## Given task
Output the material exactly, but drop every image it holds.

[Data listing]
----------

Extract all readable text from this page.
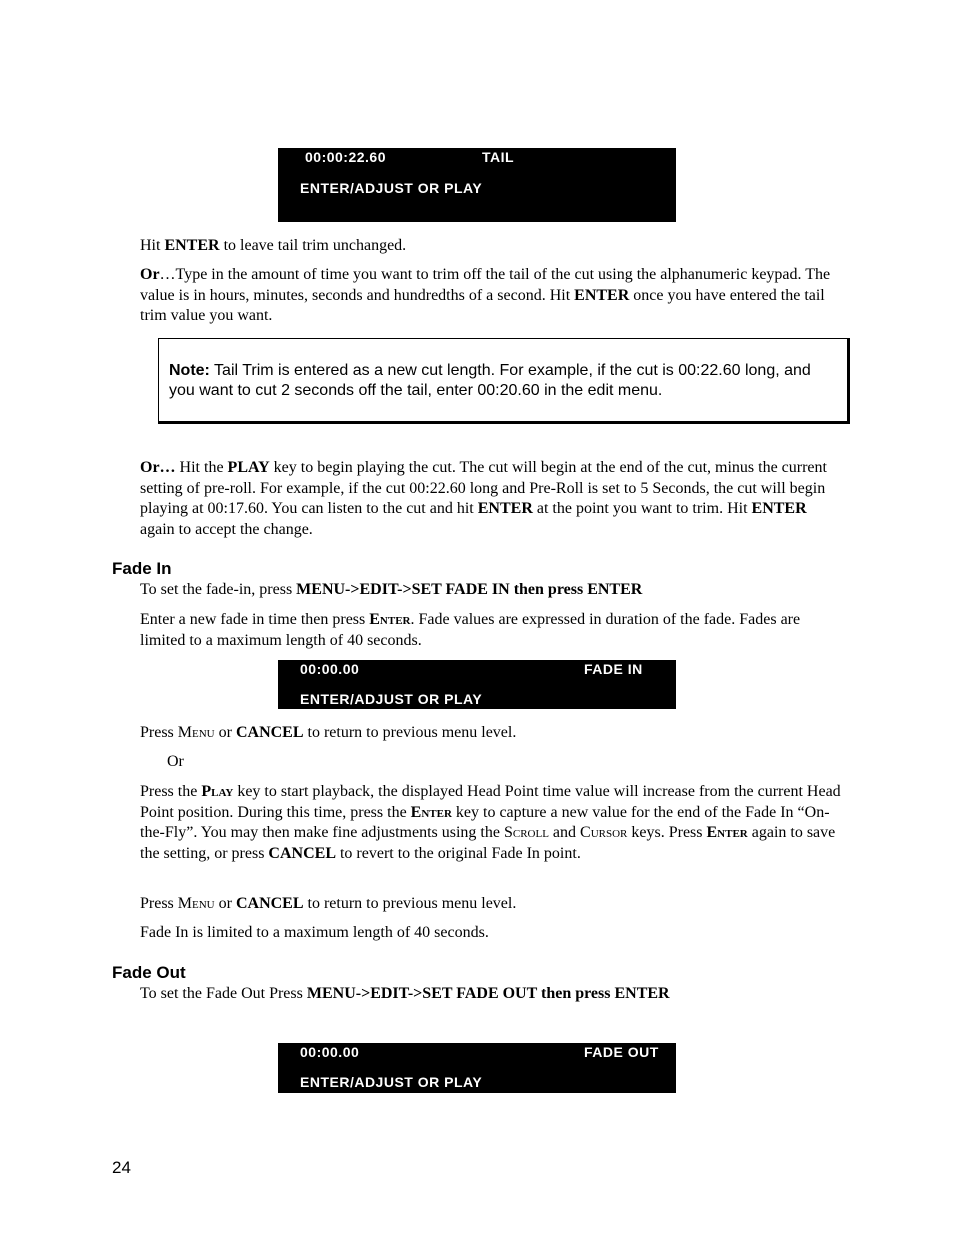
00:00:22.60	TAIL
ENTER/ADJUST OR PLAY

Hit ENTER to leave tail trim unchanged.

Or…Type in the amount of time you want to trim off the tail of the cut using the alphanumeric keypad. The value is in hours, minutes, seconds and hundredths of a second. Hit ENTER once you have entered the tail trim value you want.

Note: Tail Trim is entered as a new cut length. For example, if the cut is 00:22.60 long, and you want to cut 2 seconds off the tail, enter 00:20.60 in the edit menu.

Or… Hit the PLAY key to begin playing the cut. The cut will begin at the end of the cut, minus the current setting of pre-roll. For example, if the cut 00:22.60 long and Pre-Roll is set to 5 Seconds, the cut will begin playing at 00:17.60. You can listen to the cut and hit ENTER at the point you want to trim. Hit ENTER again to accept the change.

Fade In

To set the fade-in, press MENU->EDIT->SET FADE IN then press ENTER

Enter a new fade in time then press Enter. Fade values are expressed in duration of the fade. Fades are limited to a maximum length of 40 seconds.

00:00.00	FADE IN
ENTER/ADJUST OR PLAY

Press Menu or CANCEL to return to previous menu level.

Or

Press the Play key to start playback, the displayed Head Point time value will increase from the current Head Point position. During this time, press the Enter key to capture a new value for the end of the Fade In “On-the-Fly”. You may then make fine adjustments using the Scroll and Cursor keys. Press Enter again to save the setting, or press CANCEL to revert to the original Fade In point.

Press Menu or CANCEL to return to previous menu level.

Fade In is limited to a maximum length of 40 seconds.

Fade Out

To set the Fade Out Press MENU->EDIT->SET FADE OUT then press ENTER

00:00.00	FADE OUT
ENTER/ADJUST OR PLAY
24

----------

## Complete output
Extract all readable text from this page.
00:00:22.60	TAIL
ENTER/ADJUST OR PLAY

Hit ENTER to leave tail trim unchanged.

Or…Type in the amount of time you want to trim off the tail of the cut using the alphanumeric keypad. The value is in hours, minutes, seconds and hundredths of a second. Hit ENTER once you have entered the tail trim value you want.

Note: Tail Trim is entered as a new cut length. For example, if the cut is 00:22.60 long, and you want to cut 2 seconds off the tail, enter 00:20.60 in the edit menu.

Or… Hit the PLAY key to begin playing the cut. The cut will begin at the end of the cut, minus the current setting of pre-roll. For example, if the cut 00:22.60 long and Pre-Roll is set to 5 Seconds, the cut will begin playing at 00:17.60. You can listen to the cut and hit ENTER at the point you want to trim. Hit ENTER again to accept the change.

Fade In

To set the fade-in, press MENU->EDIT->SET FADE IN then press ENTER

Enter a new fade in time then press Enter. Fade values are expressed in duration of the fade. Fades are limited to a maximum length of 40 seconds.

00:00.00	FADE IN
ENTER/ADJUST OR PLAY

Press Menu or CANCEL to return to previous menu level.

Or

Press the Play key to start playback, the displayed Head Point time value will increase from the current Head Point position. During this time, press the Enter key to capture a new value for the end of the Fade In “On-the-Fly”. You may then make fine adjustments using the Scroll and Cursor keys. Press Enter again to save the setting, or press CANCEL to revert to the original Fade In point.

Press Menu or CANCEL to return to previous menu level.

Fade In is limited to a maximum length of 40 seconds.

Fade Out

To set the Fade Out Press MENU->EDIT->SET FADE OUT then press ENTER

00:00.00	FADE OUT
ENTER/ADJUST OR PLAY
24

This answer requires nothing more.